Copy out every line in which the string "color" occurs.

::: Input material :::

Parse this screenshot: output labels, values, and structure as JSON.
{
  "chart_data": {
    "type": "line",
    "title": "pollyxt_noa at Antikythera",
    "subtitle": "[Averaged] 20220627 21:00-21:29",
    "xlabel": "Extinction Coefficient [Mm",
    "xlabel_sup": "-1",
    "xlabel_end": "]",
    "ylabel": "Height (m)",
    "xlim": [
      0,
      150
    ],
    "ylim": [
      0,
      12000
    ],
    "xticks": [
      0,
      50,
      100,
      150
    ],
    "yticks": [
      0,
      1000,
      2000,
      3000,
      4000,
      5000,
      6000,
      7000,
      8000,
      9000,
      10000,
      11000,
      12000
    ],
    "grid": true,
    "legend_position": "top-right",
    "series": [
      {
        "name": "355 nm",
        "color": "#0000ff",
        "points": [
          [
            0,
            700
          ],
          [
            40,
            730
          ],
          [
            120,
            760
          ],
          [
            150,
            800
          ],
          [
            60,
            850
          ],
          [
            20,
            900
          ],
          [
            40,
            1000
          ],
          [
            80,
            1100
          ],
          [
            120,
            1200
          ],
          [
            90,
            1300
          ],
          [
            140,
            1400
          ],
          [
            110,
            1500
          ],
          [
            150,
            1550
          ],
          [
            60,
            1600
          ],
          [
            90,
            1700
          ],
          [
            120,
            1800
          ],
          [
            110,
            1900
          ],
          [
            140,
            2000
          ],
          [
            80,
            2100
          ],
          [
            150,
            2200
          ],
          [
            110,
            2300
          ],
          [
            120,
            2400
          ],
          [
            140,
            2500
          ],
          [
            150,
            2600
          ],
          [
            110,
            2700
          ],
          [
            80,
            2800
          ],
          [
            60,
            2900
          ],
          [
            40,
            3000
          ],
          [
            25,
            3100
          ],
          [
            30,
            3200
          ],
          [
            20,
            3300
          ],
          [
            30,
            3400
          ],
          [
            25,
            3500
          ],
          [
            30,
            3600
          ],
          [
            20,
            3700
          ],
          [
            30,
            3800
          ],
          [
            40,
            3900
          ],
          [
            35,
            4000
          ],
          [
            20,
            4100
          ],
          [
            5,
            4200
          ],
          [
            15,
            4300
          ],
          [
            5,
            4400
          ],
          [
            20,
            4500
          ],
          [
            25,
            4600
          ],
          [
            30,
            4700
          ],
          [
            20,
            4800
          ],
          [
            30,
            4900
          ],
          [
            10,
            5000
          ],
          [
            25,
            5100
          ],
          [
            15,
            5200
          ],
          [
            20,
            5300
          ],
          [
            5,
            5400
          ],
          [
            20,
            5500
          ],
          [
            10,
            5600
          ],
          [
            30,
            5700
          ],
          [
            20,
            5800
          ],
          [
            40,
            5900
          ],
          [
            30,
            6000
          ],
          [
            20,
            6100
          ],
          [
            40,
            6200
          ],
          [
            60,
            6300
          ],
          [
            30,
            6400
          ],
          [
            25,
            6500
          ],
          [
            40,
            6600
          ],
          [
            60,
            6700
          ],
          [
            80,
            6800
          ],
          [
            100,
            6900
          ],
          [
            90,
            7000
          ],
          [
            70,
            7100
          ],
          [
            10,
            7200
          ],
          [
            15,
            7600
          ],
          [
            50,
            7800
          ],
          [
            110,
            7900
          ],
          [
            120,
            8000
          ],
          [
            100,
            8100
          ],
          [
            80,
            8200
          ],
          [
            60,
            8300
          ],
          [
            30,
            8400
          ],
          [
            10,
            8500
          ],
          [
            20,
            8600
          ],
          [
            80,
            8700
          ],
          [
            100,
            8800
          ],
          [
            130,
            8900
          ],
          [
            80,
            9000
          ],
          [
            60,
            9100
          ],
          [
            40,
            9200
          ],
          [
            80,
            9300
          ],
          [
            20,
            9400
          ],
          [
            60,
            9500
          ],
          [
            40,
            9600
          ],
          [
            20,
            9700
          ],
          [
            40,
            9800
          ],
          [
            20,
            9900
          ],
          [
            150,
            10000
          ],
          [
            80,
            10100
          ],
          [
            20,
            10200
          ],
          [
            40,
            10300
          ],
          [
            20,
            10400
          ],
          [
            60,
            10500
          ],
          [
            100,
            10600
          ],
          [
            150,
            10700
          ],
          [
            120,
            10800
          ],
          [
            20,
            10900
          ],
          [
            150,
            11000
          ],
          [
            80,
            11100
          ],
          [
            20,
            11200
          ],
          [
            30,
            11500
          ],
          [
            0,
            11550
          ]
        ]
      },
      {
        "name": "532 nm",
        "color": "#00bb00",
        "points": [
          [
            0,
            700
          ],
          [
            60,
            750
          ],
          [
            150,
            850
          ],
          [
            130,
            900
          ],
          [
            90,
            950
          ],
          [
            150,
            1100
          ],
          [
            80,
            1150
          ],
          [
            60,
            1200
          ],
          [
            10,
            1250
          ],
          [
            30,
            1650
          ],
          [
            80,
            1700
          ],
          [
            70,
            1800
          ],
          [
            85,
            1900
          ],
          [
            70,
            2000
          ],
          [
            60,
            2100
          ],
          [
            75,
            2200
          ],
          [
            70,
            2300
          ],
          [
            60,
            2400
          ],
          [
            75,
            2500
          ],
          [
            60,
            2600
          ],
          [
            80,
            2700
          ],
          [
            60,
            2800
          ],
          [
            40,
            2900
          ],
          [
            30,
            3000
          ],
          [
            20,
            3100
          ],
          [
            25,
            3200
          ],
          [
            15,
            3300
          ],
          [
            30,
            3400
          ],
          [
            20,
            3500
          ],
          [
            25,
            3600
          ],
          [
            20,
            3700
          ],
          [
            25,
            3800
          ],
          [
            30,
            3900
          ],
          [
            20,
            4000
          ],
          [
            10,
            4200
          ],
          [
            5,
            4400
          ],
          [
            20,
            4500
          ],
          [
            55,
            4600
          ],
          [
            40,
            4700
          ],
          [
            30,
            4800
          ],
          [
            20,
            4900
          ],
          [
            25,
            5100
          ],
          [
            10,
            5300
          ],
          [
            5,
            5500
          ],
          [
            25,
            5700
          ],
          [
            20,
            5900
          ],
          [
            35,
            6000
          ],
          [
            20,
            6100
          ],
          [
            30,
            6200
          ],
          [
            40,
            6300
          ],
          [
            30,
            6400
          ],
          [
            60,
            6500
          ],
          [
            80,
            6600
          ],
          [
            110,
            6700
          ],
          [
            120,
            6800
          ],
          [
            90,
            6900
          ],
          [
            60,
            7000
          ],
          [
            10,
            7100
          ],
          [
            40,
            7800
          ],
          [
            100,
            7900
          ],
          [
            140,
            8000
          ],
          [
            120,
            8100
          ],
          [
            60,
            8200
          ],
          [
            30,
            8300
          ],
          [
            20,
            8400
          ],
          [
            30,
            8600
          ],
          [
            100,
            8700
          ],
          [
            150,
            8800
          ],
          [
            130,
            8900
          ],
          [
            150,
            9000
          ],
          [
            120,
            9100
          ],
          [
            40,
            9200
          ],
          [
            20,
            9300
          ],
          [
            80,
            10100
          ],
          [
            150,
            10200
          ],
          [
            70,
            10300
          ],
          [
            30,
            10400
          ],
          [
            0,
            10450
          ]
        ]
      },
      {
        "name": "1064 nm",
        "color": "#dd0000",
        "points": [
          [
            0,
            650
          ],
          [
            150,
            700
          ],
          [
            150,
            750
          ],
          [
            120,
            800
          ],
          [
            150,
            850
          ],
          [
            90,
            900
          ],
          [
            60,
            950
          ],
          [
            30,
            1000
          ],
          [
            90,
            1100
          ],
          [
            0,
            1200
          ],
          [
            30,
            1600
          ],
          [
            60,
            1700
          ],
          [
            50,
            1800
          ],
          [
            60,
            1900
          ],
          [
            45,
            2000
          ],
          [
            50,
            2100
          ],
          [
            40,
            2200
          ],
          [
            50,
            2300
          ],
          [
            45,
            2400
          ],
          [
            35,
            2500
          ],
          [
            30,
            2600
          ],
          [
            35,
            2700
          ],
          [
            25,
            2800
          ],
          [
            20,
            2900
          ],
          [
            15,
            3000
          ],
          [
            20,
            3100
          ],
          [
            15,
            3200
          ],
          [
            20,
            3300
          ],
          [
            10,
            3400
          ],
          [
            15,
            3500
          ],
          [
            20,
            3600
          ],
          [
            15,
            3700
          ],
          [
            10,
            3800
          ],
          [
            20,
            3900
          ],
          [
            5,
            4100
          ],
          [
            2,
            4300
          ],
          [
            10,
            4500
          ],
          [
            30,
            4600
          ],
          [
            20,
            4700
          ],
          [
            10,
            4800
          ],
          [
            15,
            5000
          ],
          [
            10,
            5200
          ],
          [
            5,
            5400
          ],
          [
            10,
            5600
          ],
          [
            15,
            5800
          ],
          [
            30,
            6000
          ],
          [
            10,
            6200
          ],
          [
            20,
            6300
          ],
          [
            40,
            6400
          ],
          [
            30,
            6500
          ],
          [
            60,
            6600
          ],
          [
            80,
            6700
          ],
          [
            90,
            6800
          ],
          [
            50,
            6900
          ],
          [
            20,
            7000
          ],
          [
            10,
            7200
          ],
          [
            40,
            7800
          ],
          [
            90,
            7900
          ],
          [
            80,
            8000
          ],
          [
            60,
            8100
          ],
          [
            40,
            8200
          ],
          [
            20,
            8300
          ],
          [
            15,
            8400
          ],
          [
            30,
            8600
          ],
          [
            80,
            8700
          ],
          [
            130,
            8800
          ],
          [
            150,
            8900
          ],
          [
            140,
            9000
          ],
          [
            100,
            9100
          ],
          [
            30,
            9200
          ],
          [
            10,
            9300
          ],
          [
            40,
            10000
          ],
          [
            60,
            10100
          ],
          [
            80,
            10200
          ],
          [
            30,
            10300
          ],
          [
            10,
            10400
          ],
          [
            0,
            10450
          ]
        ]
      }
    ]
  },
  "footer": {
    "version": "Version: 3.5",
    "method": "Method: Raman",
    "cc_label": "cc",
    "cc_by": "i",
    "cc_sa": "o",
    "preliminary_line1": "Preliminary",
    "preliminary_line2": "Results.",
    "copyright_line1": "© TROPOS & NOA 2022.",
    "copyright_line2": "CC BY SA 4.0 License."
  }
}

:::

* [Response to this exercise]
        "color": "#0000ff",
        "color": "#00bb00",
        "color": "#dd0000",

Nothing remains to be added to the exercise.